> PROBLEM REQUIREMENTS:
Reproduce the records that follow in full, excluding any picture they contain.

+ + + +

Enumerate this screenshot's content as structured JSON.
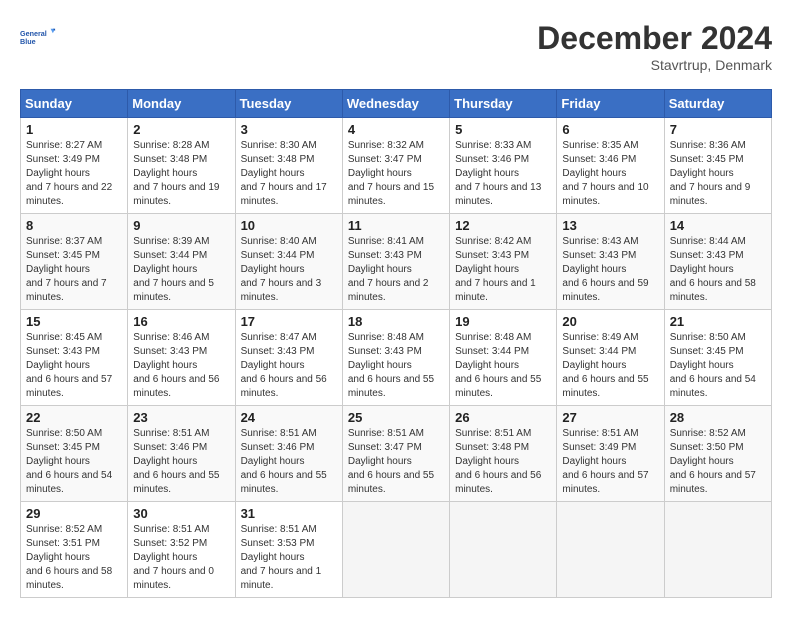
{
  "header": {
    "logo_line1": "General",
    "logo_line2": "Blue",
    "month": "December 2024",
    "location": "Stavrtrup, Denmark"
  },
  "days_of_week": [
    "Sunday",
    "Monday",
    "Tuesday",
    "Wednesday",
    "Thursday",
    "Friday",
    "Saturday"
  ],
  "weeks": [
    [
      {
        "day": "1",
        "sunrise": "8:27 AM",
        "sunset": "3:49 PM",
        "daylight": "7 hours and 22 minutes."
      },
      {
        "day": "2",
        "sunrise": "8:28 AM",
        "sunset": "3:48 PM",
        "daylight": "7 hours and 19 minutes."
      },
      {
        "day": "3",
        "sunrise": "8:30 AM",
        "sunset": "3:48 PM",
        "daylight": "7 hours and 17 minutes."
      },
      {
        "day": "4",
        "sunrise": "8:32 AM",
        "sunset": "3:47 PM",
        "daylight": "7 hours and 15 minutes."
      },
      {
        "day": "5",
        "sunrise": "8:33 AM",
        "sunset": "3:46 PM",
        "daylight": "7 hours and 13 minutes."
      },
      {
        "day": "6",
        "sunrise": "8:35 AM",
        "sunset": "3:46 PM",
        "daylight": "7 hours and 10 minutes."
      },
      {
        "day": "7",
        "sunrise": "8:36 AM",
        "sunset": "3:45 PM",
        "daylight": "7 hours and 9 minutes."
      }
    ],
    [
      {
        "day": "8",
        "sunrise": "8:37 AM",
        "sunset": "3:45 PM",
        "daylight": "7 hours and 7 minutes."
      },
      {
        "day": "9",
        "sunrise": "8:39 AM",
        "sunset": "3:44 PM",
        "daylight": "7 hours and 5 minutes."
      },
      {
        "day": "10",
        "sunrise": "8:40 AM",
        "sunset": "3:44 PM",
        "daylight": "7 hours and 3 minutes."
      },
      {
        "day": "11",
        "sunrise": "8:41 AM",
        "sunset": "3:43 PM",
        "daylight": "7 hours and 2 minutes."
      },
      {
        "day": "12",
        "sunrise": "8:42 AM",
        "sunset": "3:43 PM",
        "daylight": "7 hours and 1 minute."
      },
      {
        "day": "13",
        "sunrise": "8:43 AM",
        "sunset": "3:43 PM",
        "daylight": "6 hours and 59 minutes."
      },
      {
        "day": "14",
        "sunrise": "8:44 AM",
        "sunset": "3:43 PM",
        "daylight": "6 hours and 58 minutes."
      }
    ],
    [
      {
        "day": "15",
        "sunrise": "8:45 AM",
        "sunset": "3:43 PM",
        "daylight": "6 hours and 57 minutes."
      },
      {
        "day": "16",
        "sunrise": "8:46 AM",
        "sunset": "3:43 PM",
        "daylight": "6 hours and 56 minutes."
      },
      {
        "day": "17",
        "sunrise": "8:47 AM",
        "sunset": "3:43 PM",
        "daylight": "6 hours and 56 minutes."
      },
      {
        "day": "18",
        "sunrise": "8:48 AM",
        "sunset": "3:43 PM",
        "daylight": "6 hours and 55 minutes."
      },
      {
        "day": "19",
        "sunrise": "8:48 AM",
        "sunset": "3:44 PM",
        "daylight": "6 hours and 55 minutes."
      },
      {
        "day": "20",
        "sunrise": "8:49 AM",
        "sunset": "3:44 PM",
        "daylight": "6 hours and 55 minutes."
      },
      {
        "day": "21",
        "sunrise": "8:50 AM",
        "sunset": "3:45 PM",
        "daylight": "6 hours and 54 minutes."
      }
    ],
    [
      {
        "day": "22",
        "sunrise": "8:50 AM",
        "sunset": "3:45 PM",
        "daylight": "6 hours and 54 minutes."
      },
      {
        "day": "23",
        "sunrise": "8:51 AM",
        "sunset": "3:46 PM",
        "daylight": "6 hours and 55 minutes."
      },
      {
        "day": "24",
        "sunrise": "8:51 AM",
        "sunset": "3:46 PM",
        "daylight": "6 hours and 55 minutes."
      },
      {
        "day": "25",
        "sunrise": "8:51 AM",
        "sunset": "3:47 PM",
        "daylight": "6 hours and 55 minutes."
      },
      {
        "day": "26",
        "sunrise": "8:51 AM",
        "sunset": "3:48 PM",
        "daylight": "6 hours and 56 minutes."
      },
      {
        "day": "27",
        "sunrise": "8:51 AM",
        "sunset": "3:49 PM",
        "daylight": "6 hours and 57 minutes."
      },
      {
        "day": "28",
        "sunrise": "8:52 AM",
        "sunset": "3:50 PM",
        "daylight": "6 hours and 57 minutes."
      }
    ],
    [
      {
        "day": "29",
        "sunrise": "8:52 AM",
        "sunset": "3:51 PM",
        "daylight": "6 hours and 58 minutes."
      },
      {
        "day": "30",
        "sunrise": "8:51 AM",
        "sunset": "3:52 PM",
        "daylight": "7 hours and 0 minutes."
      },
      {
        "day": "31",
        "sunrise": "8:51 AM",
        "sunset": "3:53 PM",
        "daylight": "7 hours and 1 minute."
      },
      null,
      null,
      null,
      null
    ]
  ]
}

+ + + +

> SOLVED PROBLEM:
Enumerate this screenshot's content as structured JSON.
{
  "header": {
    "logo_line1": "General",
    "logo_line2": "Blue",
    "month": "December 2024",
    "location": "Stavrtrup, Denmark"
  },
  "days_of_week": [
    "Sunday",
    "Monday",
    "Tuesday",
    "Wednesday",
    "Thursday",
    "Friday",
    "Saturday"
  ],
  "weeks": [
    [
      {
        "day": "1",
        "sunrise": "8:27 AM",
        "sunset": "3:49 PM",
        "daylight": "7 hours and 22 minutes."
      },
      {
        "day": "2",
        "sunrise": "8:28 AM",
        "sunset": "3:48 PM",
        "daylight": "7 hours and 19 minutes."
      },
      {
        "day": "3",
        "sunrise": "8:30 AM",
        "sunset": "3:48 PM",
        "daylight": "7 hours and 17 minutes."
      },
      {
        "day": "4",
        "sunrise": "8:32 AM",
        "sunset": "3:47 PM",
        "daylight": "7 hours and 15 minutes."
      },
      {
        "day": "5",
        "sunrise": "8:33 AM",
        "sunset": "3:46 PM",
        "daylight": "7 hours and 13 minutes."
      },
      {
        "day": "6",
        "sunrise": "8:35 AM",
        "sunset": "3:46 PM",
        "daylight": "7 hours and 10 minutes."
      },
      {
        "day": "7",
        "sunrise": "8:36 AM",
        "sunset": "3:45 PM",
        "daylight": "7 hours and 9 minutes."
      }
    ],
    [
      {
        "day": "8",
        "sunrise": "8:37 AM",
        "sunset": "3:45 PM",
        "daylight": "7 hours and 7 minutes."
      },
      {
        "day": "9",
        "sunrise": "8:39 AM",
        "sunset": "3:44 PM",
        "daylight": "7 hours and 5 minutes."
      },
      {
        "day": "10",
        "sunrise": "8:40 AM",
        "sunset": "3:44 PM",
        "daylight": "7 hours and 3 minutes."
      },
      {
        "day": "11",
        "sunrise": "8:41 AM",
        "sunset": "3:43 PM",
        "daylight": "7 hours and 2 minutes."
      },
      {
        "day": "12",
        "sunrise": "8:42 AM",
        "sunset": "3:43 PM",
        "daylight": "7 hours and 1 minute."
      },
      {
        "day": "13",
        "sunrise": "8:43 AM",
        "sunset": "3:43 PM",
        "daylight": "6 hours and 59 minutes."
      },
      {
        "day": "14",
        "sunrise": "8:44 AM",
        "sunset": "3:43 PM",
        "daylight": "6 hours and 58 minutes."
      }
    ],
    [
      {
        "day": "15",
        "sunrise": "8:45 AM",
        "sunset": "3:43 PM",
        "daylight": "6 hours and 57 minutes."
      },
      {
        "day": "16",
        "sunrise": "8:46 AM",
        "sunset": "3:43 PM",
        "daylight": "6 hours and 56 minutes."
      },
      {
        "day": "17",
        "sunrise": "8:47 AM",
        "sunset": "3:43 PM",
        "daylight": "6 hours and 56 minutes."
      },
      {
        "day": "18",
        "sunrise": "8:48 AM",
        "sunset": "3:43 PM",
        "daylight": "6 hours and 55 minutes."
      },
      {
        "day": "19",
        "sunrise": "8:48 AM",
        "sunset": "3:44 PM",
        "daylight": "6 hours and 55 minutes."
      },
      {
        "day": "20",
        "sunrise": "8:49 AM",
        "sunset": "3:44 PM",
        "daylight": "6 hours and 55 minutes."
      },
      {
        "day": "21",
        "sunrise": "8:50 AM",
        "sunset": "3:45 PM",
        "daylight": "6 hours and 54 minutes."
      }
    ],
    [
      {
        "day": "22",
        "sunrise": "8:50 AM",
        "sunset": "3:45 PM",
        "daylight": "6 hours and 54 minutes."
      },
      {
        "day": "23",
        "sunrise": "8:51 AM",
        "sunset": "3:46 PM",
        "daylight": "6 hours and 55 minutes."
      },
      {
        "day": "24",
        "sunrise": "8:51 AM",
        "sunset": "3:46 PM",
        "daylight": "6 hours and 55 minutes."
      },
      {
        "day": "25",
        "sunrise": "8:51 AM",
        "sunset": "3:47 PM",
        "daylight": "6 hours and 55 minutes."
      },
      {
        "day": "26",
        "sunrise": "8:51 AM",
        "sunset": "3:48 PM",
        "daylight": "6 hours and 56 minutes."
      },
      {
        "day": "27",
        "sunrise": "8:51 AM",
        "sunset": "3:49 PM",
        "daylight": "6 hours and 57 minutes."
      },
      {
        "day": "28",
        "sunrise": "8:52 AM",
        "sunset": "3:50 PM",
        "daylight": "6 hours and 57 minutes."
      }
    ],
    [
      {
        "day": "29",
        "sunrise": "8:52 AM",
        "sunset": "3:51 PM",
        "daylight": "6 hours and 58 minutes."
      },
      {
        "day": "30",
        "sunrise": "8:51 AM",
        "sunset": "3:52 PM",
        "daylight": "7 hours and 0 minutes."
      },
      {
        "day": "31",
        "sunrise": "8:51 AM",
        "sunset": "3:53 PM",
        "daylight": "7 hours and 1 minute."
      },
      null,
      null,
      null,
      null
    ]
  ]
}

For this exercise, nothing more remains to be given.